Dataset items
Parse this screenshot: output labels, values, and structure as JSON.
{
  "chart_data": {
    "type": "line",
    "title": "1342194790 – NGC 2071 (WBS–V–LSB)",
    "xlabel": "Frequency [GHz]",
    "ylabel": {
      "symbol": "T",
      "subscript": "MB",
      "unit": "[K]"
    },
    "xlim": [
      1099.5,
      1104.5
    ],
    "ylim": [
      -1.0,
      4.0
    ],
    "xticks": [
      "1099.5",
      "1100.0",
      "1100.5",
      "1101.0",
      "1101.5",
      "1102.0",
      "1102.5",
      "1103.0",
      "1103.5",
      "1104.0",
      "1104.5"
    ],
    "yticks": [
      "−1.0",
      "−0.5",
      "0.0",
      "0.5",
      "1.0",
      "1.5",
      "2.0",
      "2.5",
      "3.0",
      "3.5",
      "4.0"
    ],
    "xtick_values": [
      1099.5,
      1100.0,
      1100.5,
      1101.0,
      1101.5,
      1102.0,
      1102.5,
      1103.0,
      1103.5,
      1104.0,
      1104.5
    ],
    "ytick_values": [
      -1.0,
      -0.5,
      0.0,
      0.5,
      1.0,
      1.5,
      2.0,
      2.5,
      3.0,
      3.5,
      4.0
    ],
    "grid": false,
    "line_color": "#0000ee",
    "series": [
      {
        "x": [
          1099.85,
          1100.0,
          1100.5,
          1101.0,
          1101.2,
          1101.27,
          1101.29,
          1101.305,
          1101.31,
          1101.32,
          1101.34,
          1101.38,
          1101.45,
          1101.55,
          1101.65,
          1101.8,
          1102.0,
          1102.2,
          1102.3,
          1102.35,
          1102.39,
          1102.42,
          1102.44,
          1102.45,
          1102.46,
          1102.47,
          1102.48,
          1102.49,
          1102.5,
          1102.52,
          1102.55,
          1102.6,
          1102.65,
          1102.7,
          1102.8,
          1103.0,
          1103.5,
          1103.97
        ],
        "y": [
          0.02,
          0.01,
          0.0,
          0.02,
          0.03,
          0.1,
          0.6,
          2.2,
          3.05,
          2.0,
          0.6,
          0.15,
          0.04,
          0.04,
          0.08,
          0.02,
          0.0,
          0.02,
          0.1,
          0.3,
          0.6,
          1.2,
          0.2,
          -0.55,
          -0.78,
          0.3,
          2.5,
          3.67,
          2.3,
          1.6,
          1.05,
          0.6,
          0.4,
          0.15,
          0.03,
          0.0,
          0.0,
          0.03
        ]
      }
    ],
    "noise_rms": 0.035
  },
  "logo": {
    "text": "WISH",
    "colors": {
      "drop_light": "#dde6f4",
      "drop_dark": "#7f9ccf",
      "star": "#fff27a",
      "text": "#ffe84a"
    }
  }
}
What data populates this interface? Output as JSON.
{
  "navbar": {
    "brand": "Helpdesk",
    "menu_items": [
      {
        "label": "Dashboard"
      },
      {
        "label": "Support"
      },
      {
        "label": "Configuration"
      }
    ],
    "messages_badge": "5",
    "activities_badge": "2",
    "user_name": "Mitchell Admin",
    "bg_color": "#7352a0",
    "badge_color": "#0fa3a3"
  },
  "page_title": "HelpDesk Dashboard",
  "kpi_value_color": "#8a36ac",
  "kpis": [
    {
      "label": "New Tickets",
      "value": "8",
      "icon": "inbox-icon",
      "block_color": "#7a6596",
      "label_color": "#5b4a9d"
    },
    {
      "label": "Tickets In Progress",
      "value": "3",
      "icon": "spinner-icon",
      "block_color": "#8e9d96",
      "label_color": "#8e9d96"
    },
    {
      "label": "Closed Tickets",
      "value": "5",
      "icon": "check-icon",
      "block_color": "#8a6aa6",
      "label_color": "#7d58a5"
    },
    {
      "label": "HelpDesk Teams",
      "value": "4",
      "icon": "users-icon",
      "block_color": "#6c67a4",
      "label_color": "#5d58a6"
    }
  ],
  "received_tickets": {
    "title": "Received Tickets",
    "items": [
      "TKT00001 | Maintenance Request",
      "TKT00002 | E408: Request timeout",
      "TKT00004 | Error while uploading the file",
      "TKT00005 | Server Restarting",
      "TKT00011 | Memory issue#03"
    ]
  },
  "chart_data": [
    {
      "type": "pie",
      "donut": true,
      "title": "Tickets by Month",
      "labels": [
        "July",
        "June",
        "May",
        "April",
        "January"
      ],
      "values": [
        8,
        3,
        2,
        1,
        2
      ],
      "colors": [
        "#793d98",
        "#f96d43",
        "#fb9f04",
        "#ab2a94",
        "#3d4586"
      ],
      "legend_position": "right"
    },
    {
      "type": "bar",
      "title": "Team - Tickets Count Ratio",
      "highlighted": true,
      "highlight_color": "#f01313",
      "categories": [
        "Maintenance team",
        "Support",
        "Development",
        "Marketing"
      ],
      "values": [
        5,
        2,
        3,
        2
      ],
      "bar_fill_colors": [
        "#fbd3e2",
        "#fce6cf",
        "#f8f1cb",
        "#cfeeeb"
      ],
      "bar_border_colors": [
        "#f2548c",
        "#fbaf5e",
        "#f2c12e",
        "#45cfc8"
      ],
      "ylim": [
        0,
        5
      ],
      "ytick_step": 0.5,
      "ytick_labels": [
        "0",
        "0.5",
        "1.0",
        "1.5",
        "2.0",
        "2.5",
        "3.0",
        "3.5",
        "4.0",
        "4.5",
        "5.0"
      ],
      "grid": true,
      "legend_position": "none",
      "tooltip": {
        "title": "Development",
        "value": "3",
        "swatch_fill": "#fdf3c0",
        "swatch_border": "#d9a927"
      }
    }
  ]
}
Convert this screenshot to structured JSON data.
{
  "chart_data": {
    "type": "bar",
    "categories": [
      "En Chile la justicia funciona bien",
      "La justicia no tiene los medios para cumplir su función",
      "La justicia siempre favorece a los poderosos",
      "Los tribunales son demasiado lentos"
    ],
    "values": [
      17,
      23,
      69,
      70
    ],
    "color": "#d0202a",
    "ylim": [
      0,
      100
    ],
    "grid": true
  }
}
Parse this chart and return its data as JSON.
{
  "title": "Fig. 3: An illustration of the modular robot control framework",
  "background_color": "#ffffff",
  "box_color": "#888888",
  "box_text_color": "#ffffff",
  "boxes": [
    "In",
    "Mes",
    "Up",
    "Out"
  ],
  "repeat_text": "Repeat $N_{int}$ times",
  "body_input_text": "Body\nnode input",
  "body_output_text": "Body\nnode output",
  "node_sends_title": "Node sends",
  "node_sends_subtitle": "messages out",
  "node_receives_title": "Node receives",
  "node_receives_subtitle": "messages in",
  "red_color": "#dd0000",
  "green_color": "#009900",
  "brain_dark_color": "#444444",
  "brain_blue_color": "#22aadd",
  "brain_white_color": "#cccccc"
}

__Written exercise__
Pick out every line above that contains the word "Body" and copy it.

__Result for this task__
  "body_input_text": "Body\nnode input",
  "body_output_text": "Body\nnode output",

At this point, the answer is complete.